##### Data extract #####

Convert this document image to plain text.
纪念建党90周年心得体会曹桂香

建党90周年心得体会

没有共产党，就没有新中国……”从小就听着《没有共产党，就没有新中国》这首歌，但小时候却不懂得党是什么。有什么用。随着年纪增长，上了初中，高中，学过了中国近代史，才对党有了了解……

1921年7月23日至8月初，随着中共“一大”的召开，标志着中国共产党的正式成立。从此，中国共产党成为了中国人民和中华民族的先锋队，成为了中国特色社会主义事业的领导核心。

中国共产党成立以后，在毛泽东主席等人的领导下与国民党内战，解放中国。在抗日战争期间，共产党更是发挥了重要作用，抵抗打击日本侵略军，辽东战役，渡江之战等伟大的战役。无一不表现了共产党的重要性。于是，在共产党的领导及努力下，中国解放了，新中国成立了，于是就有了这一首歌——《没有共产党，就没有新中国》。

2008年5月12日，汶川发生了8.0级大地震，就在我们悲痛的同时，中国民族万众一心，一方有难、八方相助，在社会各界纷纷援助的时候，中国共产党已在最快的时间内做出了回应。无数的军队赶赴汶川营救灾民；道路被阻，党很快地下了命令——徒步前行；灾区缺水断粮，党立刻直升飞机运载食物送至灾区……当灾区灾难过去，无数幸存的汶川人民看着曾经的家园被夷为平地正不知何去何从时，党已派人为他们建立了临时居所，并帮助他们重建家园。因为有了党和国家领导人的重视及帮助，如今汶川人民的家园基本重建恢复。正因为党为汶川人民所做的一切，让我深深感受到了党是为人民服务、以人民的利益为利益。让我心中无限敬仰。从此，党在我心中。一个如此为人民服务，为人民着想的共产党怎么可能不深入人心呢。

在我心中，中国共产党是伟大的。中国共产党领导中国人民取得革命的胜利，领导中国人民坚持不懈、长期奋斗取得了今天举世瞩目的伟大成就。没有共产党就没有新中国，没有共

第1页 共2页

#####

*Written instruction*:
Write out every record shown above, word for word.

*Task solution*:
Convert this document image to plain text.
纪念建党90周年心得体会曹桂香

建党90周年心得体会

没有共产党，就没有新中国……”从小就听着《没有共产党，就没有新中国》这首歌，但小时候却不懂得党是什么。有什么用。随着年纪增长，上了初中，高中，学过了中国近代史，才对党有了了解……

1921年7月23日至8月初，随着中共“一大”的召开，标志着中国共产党的正式成立。从此，中国共产党成为了中国人民和中华民族的先锋队，成为了中国特色社会主义事业的领导核心。

中国共产党成立以后，在毛泽东主席等人的领导下与国民党内战，解放中国。在抗日战争期间，共产党更是发挥了重要作用，抵抗打击日本侵略军，辽东战役，渡江之战等伟大的战役。无一不表现了共产党的重要性。于是，在共产党的领导及努力下，中国解放了，新中国成立了，于是就有了这一首歌——《没有共产党，就没有新中国》。

2008年5月12日，汶川发生了8.0级大地震，就在我们悲痛的同时，中国民族万众一心，一方有难、八方相助，在社会各界纷纷援助的时候，中国共产党已在最快的时间内做出了回应。无数的军队赶赴汶川营救灾民；道路被阻，党很快地下了命令——徒步前行；灾区缺水断粮，党立刻直升飞机运载食物送至灾区……当灾区灾难过去，无数幸存的汶川人民看着曾经的家园被夷为平地正不知何去何从时，党已派人为他们建立了临时居所，并帮助他们重建家园。因为有了党和国家领导人的重视及帮助，如今汶川人民的家园基本重建恢复。正因为党为汶川人民所做的一切，让我深深感受到了党是为人民服务、以人民的利益为利益。让我心中无限敬仰。从此，党在我心中。一个如此为人民服务，为人民着想的共产党怎么可能不深入人心呢。

在我心中，中国共产党是伟大的。中国共产党领导中国人民取得革命的胜利，领导中国人民坚持不懈、长期奋斗取得了今天举世瞩目的伟大成就。没有共产党就没有新中国，没有共

第1页 共2页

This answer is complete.